===== MATERIAL

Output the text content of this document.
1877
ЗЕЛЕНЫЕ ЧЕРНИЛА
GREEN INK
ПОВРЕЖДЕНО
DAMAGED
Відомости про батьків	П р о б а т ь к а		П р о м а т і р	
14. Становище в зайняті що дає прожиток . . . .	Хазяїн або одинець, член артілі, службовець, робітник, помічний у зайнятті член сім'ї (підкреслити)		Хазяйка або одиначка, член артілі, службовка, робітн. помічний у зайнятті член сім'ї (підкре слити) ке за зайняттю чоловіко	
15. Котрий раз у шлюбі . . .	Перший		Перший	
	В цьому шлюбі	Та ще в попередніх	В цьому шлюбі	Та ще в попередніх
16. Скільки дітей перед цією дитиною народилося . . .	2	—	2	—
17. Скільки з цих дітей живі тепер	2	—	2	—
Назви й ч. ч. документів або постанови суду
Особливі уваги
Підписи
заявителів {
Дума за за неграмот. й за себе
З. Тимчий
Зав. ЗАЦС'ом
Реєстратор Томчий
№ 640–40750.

==========
===== MATERIAL

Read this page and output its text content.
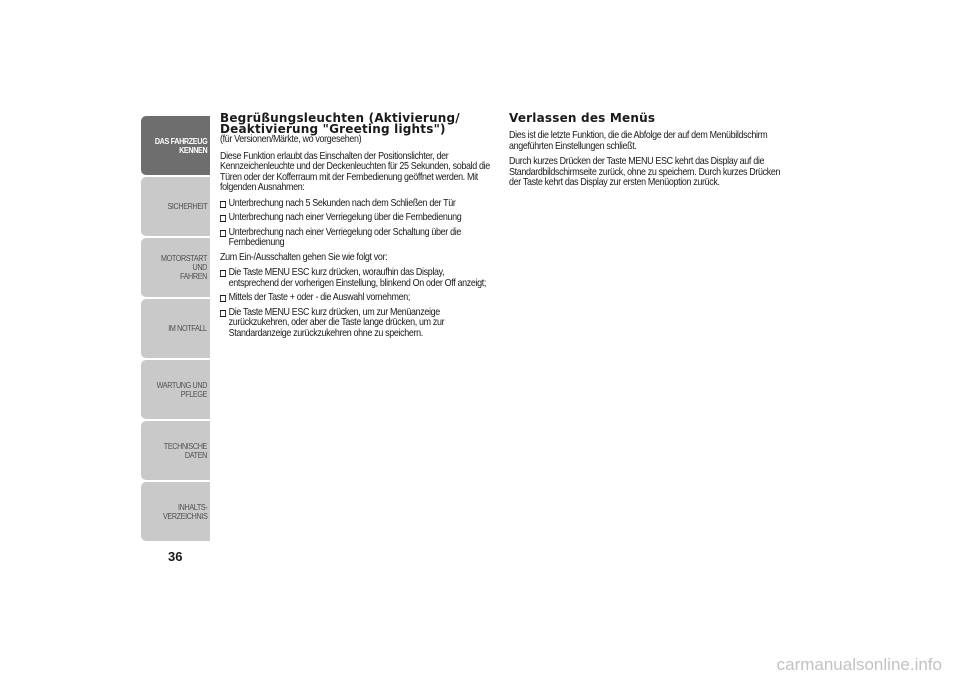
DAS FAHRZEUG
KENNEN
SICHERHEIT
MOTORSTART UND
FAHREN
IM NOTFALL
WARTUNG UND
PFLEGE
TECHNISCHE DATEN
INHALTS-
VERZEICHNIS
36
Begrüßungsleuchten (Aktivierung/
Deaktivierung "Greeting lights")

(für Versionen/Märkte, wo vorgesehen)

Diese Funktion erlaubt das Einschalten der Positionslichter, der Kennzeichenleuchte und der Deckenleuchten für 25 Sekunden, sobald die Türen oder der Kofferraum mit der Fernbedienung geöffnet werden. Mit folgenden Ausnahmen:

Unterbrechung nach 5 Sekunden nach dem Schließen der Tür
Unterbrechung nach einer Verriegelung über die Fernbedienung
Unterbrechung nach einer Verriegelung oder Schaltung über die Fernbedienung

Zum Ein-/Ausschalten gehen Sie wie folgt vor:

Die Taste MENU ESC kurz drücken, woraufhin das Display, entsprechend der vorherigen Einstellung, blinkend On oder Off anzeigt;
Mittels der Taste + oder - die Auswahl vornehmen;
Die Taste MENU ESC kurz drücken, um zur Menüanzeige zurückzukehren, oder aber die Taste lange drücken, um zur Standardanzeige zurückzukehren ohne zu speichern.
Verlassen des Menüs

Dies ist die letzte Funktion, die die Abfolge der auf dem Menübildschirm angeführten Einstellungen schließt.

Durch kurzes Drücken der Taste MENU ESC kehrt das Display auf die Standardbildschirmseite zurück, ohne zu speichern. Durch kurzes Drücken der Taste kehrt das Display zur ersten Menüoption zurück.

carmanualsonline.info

==========

→ TASK:
Find the string "einer" in the records, then copy each line where it occurs.

→ SOLVED PROBLEM:
Unterbrechung nach einer Verriegelung über die Fernbedienung
Unterbrechung nach einer Verriegelung oder Schaltung über die Fernbedienung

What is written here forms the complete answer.